As an adult with access to Youtube, I have gone back and watched the old episodes of The Undersea World of Jacques Cousteau. One of the episodes on whales and whaling actually showed very little of the whales, by modern standards. The video technology of the seventies just wasn’t there yet. It wasn’t until I walked into that RIF book fair that the final puzzle piece fell into place.

It was Farley Mowat’s A Whale For The Killing that did it. It was an actual grown up book, which appealed to me. It had “whale” in the title, which also appealed to me. And when the teacher overseeing the book fair stopped me momentarily and asked “are you sure that’s going to be the right book for you?” I knew it was the right book for me.

I had picked the book up and I had read the quote on the first page. Later on, I wrote that quote down several times over the years as it moved me so much:

“We need another and a wiser and perhaps a more mystical concept of animals. Remote from universal nature and living by complicated artifice, man in civilization surveys the creature through the glass of his knowledge and sees thereby a feather magnified and the whole image in distortion. We patronize them for their incompleteness, for their tragic fate for having taken form so far below ourselves. And therein do we err. For the animal shall not be measured by man. In a world older and more complete than ours, they move finished and complete, gifted with the extension of the senses we have lost or never attained, living by voices we shall never hear. They are not brethren, they are not underlings: they are other nations, caught with ourselves in the net of life and time, fellow prisoners of the splendour and travail of the earth.” ― Henry Beston, The Outermost House: A Year of Life On The Great Beach of Cape Cod

As a third grader, it was very heavy and I loved it. I then read the book and sobbed. I then watched the movie and sobbed even harder. It was a fight between the powerful and the powerless.

::::::

**REQUESTS:**
- 1) In the excerpt on reading about whales, which book did the writer choose at the RIF book fair?
- 2) Write out the section of the excerpt on reading about whales that opens with the words containing "As an adult" and closes with "book for me.".

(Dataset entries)
::::::

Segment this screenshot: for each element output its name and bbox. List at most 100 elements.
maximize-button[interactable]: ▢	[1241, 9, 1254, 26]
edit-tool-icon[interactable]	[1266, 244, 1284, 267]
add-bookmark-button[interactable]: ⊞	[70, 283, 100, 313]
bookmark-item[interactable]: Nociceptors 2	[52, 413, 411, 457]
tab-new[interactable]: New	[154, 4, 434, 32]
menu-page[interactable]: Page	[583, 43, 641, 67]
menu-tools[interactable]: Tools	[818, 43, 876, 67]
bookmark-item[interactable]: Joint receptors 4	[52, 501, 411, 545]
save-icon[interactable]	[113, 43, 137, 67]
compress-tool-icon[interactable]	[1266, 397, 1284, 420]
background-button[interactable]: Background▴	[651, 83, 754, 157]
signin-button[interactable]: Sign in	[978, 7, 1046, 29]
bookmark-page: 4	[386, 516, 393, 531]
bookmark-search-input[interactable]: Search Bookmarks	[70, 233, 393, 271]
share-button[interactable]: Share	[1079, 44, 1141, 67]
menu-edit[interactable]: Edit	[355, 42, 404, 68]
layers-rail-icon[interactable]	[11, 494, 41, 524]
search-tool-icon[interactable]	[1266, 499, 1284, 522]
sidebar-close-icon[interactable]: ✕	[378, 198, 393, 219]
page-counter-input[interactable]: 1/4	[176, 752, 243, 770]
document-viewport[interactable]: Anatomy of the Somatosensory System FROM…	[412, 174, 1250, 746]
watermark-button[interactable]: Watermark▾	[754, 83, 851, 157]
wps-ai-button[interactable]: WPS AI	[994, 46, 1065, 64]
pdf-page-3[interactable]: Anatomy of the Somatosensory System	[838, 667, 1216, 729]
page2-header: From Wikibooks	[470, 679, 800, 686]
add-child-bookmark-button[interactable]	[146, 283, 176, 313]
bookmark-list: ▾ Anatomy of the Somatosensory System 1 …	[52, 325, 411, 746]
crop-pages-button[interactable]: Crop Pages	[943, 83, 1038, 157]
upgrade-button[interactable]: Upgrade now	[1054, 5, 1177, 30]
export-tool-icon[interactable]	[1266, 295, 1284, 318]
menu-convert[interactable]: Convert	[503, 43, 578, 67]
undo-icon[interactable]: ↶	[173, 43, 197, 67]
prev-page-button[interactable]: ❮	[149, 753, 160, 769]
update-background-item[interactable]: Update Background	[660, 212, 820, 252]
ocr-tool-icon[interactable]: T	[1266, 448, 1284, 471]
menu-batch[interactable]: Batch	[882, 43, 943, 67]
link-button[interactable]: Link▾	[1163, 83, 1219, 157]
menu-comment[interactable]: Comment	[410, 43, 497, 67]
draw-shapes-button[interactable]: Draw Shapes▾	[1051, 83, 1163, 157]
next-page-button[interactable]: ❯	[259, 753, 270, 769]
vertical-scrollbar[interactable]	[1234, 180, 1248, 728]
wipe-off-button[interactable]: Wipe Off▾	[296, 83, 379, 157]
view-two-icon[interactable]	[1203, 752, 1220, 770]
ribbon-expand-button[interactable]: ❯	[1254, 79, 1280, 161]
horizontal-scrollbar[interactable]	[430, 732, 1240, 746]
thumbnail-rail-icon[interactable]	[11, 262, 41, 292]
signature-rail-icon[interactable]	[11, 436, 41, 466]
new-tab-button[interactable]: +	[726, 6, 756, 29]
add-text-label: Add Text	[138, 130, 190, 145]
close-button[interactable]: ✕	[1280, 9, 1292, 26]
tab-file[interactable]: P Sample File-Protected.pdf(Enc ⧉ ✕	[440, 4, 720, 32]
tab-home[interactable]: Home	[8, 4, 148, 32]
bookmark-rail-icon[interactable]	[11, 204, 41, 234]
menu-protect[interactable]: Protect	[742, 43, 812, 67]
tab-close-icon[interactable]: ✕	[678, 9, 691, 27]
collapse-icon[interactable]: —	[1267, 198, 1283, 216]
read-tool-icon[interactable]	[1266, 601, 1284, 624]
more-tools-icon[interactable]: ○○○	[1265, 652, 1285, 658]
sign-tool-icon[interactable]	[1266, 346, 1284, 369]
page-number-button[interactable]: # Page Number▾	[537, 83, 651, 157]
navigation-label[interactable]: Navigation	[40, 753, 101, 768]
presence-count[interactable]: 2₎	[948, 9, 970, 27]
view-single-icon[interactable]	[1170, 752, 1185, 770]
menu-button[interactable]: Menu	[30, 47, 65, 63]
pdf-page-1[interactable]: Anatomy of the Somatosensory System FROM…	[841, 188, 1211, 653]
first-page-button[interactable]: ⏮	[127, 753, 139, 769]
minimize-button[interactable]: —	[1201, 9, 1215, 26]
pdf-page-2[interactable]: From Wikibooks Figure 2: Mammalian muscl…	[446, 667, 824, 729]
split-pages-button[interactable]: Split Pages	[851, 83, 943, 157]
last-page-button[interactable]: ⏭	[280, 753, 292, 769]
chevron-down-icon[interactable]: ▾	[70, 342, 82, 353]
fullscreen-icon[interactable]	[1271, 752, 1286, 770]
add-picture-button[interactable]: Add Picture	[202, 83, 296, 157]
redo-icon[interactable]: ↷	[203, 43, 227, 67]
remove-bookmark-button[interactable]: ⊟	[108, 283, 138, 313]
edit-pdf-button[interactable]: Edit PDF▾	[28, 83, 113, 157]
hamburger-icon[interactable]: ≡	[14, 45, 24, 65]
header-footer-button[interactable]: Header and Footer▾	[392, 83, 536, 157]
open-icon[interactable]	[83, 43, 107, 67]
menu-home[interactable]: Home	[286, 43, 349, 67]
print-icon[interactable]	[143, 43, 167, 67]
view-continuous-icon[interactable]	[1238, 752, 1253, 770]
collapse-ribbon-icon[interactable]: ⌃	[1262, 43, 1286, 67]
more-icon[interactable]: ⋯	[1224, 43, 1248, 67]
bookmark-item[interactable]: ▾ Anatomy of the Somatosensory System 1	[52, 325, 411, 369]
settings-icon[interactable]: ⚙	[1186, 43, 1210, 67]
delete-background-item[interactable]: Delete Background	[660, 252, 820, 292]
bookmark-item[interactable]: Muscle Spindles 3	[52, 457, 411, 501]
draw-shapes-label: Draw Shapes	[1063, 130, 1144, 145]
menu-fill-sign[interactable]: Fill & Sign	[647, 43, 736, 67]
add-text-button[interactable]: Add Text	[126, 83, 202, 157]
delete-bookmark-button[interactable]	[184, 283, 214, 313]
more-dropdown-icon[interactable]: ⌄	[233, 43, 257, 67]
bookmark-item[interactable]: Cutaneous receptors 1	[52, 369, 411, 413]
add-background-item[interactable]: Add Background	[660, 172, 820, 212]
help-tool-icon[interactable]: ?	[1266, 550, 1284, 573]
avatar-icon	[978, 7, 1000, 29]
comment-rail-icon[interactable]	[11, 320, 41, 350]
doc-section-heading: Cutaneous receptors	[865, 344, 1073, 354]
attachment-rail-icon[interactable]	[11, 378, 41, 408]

::::::

**ANSWER LIST:**
- 1) Farley Mowat's A Whale For The Killing.

- 2)
As an adult with access to Youtube, I have gone back and watched the old episodes of The Undersea World of Jacques Cousteau. One of the episodes on whales and whaling actually showed very little of the whales, by modern standards. The video technology of the seventies just wasn’t there yet. It wasn’t until I walked into that RIF book fair that the final puzzle piece fell into place.

It was Farley Mowat’s A Whale For The Killing that did it. It was an actual grown up book, which appealed to me. It had “whale” in the title, which also appealed to me. And when the teacher overseeing the book fair stopped me momentarily and asked “are you sure that’s going to be the right book for you?” I knew it was the right book for me.